= What is expected =
State the number of lines with the string "ylabel" in them, and nothing else.

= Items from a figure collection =
==*==
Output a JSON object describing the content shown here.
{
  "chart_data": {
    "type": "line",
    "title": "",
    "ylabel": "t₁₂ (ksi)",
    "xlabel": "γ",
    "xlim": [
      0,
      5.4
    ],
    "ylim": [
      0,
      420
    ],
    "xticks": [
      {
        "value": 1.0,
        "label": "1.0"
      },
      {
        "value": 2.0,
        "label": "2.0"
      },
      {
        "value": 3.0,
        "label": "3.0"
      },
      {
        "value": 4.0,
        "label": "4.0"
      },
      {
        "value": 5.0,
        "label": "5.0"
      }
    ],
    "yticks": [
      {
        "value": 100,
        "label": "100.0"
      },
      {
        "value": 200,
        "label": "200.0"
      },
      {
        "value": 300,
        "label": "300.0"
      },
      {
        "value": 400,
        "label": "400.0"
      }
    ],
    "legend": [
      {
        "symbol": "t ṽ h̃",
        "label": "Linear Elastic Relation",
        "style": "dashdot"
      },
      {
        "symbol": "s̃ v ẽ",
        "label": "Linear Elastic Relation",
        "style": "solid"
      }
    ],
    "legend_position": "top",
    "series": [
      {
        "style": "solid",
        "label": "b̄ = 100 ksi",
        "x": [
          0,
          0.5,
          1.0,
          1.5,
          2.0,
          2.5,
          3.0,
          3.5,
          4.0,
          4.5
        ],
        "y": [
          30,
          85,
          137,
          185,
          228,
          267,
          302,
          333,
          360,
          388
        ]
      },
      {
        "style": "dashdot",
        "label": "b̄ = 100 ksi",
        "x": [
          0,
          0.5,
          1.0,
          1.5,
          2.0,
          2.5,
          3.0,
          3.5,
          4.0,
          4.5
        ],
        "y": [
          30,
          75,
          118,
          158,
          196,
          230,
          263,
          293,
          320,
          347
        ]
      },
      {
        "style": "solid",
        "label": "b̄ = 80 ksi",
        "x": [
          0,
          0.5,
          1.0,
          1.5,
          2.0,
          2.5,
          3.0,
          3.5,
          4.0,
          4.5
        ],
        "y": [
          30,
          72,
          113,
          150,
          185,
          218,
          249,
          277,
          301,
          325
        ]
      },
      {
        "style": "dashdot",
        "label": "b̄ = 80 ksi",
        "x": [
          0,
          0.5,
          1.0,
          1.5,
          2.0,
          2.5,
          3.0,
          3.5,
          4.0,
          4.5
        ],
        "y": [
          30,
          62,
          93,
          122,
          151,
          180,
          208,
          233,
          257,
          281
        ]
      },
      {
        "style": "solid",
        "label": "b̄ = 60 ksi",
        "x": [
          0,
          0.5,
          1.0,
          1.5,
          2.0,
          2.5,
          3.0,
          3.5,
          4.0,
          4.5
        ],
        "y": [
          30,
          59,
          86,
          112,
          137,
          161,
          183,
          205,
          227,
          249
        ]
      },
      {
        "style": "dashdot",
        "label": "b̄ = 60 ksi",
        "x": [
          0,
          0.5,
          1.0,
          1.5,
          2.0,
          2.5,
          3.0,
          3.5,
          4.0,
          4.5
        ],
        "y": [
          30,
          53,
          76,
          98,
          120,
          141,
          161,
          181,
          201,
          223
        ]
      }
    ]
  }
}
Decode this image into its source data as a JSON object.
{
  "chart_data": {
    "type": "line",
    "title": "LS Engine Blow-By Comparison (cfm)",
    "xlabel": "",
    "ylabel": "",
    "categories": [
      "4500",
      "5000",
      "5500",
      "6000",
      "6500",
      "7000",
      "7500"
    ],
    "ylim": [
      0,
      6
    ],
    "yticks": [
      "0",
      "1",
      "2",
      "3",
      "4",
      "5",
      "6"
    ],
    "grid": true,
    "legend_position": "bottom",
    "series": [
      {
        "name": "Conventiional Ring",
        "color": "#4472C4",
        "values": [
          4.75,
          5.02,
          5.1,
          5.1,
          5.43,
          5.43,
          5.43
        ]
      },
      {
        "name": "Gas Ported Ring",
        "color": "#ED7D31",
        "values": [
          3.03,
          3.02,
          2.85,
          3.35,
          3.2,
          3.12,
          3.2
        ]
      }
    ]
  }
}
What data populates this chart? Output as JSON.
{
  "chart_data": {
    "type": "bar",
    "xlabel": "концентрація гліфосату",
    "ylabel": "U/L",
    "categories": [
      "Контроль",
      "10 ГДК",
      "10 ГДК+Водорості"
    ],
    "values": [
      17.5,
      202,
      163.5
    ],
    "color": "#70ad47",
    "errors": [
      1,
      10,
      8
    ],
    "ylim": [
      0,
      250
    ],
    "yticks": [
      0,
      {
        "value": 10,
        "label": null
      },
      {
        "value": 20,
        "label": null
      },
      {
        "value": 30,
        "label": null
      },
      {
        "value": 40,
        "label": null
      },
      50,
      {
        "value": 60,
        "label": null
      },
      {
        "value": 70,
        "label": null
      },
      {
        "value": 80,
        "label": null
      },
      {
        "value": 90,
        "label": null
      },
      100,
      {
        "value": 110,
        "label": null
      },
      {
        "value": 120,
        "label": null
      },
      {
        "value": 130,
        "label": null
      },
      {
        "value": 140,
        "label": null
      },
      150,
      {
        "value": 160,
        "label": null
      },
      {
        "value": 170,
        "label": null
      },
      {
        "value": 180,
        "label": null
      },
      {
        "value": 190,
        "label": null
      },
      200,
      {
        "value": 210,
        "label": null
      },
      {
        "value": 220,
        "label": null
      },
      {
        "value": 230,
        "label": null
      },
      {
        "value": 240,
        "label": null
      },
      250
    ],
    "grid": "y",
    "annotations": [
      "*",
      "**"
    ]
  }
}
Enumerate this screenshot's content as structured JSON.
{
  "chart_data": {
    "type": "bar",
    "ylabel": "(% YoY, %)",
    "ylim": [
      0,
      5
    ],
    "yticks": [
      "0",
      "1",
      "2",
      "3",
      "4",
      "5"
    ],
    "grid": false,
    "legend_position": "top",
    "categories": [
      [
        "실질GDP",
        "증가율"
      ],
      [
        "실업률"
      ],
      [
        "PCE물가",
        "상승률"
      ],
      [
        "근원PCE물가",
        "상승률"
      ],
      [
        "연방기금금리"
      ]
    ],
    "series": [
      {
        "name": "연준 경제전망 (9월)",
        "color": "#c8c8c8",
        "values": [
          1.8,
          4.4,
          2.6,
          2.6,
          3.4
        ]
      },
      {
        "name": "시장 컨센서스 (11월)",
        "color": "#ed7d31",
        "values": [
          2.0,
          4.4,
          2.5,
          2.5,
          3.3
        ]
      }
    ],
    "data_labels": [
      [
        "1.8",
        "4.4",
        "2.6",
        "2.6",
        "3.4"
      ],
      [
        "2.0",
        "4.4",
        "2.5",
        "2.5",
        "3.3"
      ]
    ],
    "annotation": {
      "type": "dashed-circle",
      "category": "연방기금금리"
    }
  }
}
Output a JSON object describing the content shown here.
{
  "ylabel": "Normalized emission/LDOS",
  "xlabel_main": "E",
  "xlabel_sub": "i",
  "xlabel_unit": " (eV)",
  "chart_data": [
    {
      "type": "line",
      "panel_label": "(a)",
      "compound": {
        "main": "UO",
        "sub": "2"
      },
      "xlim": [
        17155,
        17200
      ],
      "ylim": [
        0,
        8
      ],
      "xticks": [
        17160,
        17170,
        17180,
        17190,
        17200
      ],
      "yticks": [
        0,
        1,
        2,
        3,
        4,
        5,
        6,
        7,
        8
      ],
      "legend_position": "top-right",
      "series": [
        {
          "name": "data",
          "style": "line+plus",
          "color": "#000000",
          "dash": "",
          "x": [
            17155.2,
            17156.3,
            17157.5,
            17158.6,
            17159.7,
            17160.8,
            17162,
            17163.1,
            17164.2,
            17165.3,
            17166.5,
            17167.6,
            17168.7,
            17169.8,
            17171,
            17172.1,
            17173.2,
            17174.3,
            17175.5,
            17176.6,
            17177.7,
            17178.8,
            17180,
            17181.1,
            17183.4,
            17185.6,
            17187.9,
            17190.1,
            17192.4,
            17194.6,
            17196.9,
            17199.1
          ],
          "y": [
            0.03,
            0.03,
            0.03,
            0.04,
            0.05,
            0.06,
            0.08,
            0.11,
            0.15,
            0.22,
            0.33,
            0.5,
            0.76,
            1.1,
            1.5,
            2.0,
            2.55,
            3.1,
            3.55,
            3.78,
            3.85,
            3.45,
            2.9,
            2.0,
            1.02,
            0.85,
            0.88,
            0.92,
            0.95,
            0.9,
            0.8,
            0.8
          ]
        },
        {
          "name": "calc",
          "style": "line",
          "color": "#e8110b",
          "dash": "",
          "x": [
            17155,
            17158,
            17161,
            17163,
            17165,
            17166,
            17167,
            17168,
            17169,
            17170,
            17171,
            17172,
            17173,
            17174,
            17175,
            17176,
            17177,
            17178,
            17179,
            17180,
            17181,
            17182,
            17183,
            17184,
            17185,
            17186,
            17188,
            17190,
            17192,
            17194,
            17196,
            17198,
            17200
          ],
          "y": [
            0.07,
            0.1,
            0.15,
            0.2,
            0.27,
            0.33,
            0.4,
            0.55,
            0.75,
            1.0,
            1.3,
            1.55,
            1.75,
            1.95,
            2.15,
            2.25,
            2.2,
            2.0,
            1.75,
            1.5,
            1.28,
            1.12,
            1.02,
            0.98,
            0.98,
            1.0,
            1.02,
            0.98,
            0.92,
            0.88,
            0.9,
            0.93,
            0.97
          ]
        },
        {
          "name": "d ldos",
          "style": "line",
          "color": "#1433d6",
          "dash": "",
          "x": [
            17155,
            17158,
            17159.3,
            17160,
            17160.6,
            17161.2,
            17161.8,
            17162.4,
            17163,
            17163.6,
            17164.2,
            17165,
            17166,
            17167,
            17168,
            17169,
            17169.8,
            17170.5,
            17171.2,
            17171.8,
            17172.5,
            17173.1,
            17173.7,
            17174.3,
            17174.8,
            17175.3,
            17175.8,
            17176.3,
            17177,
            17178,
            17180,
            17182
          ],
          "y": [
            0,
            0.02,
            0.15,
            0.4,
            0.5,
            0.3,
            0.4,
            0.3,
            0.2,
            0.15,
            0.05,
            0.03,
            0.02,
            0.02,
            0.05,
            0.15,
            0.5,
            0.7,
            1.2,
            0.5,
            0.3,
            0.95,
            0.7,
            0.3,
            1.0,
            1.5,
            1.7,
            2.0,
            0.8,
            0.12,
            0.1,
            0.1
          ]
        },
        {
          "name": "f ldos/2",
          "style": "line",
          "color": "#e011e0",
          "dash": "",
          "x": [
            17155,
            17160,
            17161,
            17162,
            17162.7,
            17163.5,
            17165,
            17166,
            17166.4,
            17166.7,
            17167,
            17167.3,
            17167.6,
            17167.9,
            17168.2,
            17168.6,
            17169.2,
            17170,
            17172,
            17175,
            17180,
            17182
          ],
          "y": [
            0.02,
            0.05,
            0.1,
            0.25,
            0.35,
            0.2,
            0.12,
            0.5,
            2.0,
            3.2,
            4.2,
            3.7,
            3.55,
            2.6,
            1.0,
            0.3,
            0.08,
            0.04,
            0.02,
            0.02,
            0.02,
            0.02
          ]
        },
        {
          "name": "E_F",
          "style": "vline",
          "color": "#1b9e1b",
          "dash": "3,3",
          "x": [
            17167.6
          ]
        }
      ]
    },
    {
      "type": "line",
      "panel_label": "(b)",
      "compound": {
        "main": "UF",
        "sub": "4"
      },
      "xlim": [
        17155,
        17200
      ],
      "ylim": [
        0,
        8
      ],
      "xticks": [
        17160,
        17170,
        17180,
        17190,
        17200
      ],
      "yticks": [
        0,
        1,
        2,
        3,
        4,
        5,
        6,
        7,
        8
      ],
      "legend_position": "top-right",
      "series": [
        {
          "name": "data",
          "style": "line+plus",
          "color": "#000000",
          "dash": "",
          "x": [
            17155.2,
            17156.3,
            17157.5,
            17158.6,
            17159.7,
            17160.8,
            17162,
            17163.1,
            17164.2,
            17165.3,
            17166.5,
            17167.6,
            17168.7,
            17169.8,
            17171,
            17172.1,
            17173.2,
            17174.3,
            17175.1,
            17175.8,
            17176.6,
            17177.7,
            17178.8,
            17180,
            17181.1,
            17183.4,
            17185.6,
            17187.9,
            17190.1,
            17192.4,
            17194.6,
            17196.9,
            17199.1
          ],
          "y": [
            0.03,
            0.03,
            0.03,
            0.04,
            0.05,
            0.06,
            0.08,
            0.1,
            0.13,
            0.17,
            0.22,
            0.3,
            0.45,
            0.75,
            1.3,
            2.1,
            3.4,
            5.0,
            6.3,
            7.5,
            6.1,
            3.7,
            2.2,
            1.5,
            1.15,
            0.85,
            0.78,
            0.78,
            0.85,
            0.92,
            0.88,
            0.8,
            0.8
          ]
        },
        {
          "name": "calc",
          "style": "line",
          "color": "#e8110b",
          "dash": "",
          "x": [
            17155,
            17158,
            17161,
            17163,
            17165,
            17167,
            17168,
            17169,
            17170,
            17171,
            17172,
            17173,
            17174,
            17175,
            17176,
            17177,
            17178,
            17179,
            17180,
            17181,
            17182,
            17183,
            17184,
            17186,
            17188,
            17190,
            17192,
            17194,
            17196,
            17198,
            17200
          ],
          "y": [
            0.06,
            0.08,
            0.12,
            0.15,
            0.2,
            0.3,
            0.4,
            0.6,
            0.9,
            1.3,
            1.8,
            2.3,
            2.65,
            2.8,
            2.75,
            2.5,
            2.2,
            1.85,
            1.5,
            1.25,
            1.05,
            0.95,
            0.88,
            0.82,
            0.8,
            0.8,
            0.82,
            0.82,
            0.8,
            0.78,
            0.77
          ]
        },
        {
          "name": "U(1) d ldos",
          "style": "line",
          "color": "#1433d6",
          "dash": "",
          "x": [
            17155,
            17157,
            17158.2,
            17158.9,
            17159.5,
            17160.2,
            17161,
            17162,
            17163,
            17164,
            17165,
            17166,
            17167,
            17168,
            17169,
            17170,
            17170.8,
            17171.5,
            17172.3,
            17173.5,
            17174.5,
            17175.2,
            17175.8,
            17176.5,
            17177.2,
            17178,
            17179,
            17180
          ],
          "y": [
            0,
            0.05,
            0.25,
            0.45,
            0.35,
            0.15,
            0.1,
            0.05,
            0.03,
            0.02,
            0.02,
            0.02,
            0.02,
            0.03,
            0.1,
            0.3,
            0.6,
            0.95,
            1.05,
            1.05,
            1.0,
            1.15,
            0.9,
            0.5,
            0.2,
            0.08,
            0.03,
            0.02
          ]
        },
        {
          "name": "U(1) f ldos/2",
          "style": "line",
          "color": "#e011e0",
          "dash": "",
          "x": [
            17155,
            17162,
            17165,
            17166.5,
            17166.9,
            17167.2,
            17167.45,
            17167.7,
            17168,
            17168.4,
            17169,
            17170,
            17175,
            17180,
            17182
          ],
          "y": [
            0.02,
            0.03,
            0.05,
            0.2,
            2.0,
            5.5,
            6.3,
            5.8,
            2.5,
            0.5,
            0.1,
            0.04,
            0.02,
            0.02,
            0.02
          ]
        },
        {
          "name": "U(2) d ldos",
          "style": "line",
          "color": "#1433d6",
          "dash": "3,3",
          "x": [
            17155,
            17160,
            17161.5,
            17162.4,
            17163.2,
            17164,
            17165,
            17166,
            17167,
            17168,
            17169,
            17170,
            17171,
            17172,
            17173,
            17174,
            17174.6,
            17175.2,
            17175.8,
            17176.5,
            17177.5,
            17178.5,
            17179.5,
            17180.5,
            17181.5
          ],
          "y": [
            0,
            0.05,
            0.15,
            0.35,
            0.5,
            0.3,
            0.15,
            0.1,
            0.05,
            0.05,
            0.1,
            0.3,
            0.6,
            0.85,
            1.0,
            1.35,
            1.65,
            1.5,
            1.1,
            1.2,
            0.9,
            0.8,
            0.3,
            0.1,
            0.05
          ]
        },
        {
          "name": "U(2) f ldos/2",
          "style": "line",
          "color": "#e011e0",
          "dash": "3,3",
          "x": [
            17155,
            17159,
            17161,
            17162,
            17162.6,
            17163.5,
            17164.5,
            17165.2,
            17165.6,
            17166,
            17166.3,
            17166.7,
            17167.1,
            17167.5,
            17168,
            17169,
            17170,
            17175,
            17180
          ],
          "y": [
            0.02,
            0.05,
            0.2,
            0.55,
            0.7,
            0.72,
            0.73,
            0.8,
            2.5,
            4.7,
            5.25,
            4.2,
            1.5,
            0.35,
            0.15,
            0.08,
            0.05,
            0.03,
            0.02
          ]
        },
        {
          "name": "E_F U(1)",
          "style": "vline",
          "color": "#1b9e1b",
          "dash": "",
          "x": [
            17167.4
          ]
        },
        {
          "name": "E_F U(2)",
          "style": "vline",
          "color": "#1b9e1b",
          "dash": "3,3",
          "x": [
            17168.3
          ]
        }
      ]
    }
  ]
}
==*==
= The output =
5